◆ Partes do exercício:
- A) No texto sobre Abebe Bikila, em que cidade decorreram os Jogos Olímpicos de 1960 que ele venceu?
- B) No texto sobre Abebe Bikila, transcreva tudo desde "Foi o primeiro" até "ser campeão olímpico).", substituindo "maratona" por "corrida de fundo".
- C) Prossiga o texto sobre Abebe Bikila, acrescentando o trecho que vem a seguir ao último período apresentado.

◆ Texto de apoio:
Abebe Bikila foi tudo.
Filho de um pastor de ovelhas do interior da Etiópia e capitão da guarda real do imperador Hailé Selassié.
Foi herói no seu país após a vitória nos Jogos Olímpicos de Roma em 1960.
Foi o primeiro africano negro a ganhar uma medalha de ouro nos JO (em 1960) e seria também o primeiro bicampeão olímpico da maratona, vencendo os JO seguintes em Tóquio.
Mas também foi vilão (segundo o imperador) escapando in extremis à pena de morte devido à clemência de Selassié, perdoando-lhe não ter participado no golpe militar de 1960 (diz-se que o perdão se deveu a ser campeão olímpico).

◆ Dados fornecidos:

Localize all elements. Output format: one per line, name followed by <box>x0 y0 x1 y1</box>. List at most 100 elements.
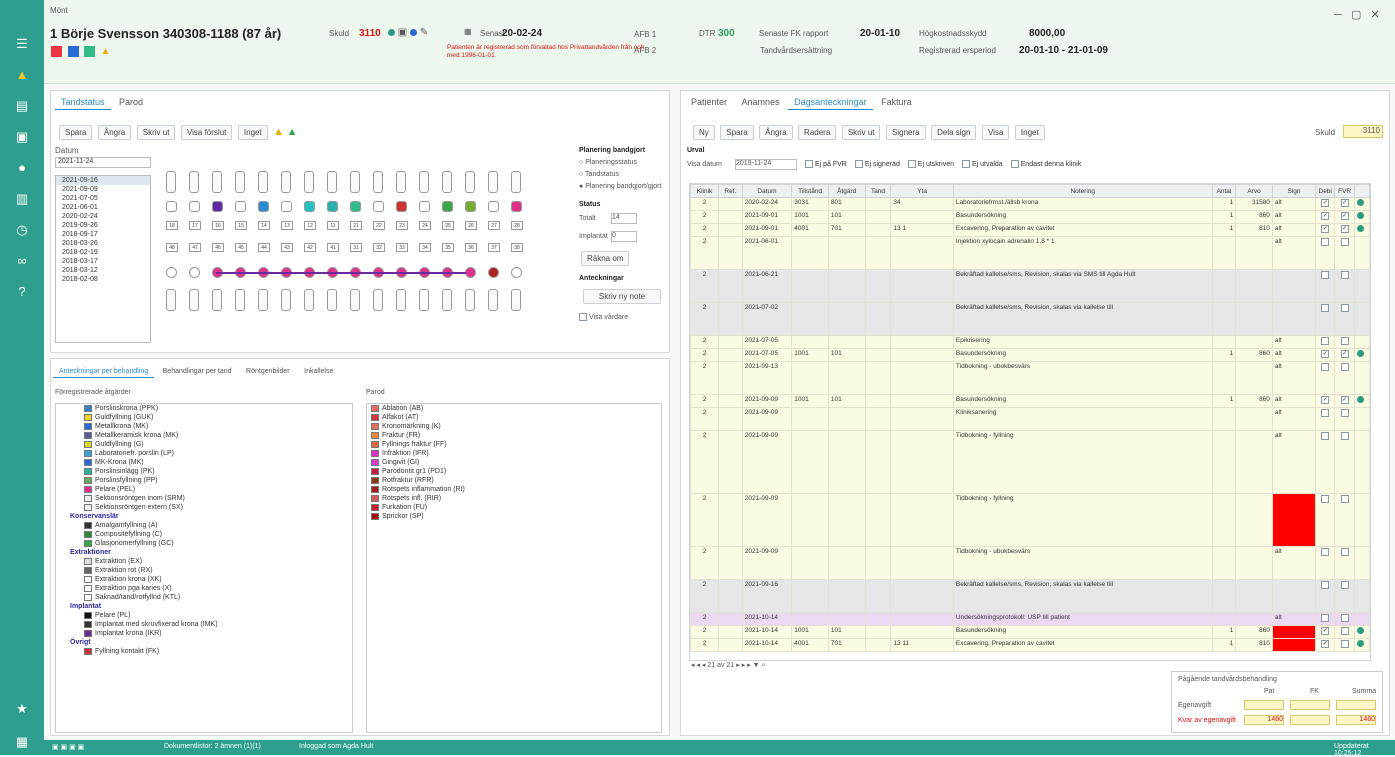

◆ Resultados por tarefa:
- A) Em Roma.

- B)
Foi o primeiro africano negro a ganhar uma medalha de ouro nos JO (em 1960) e seria também o primeiro bicampeão olímpico da corrida de fundo, vencendo os JO seguintes em Tóquio.
Mas também foi vilão (segundo o imperador) escapando in extremis à pena de morte devido à clemência de Selassié, perdoando-lhe não ter participado no golpe militar de 1960 (diz-se que o perdão se deveu a ser campeão olímpico).

- C)
Foi ainda mau condutor e um acidente de carro (quando conduzia sob o efeito do álcool) atirou-o para uma cadeira de rodas aos 37 anos. Morreria aos 41 anos com uma hemorragia cerebral em 1973, uma complicação neurológica devido ao despiste que tivera 4 anos antes.
Biratu, o melhor
Antes de Abebe Bikila houve Wami Biratu.
Biratu era o melhor corredor de longa distância da Etiópia no final da década de 1950, mas nunca chegaria a conhecer a glória, muito menos a glória mundial de Bikila.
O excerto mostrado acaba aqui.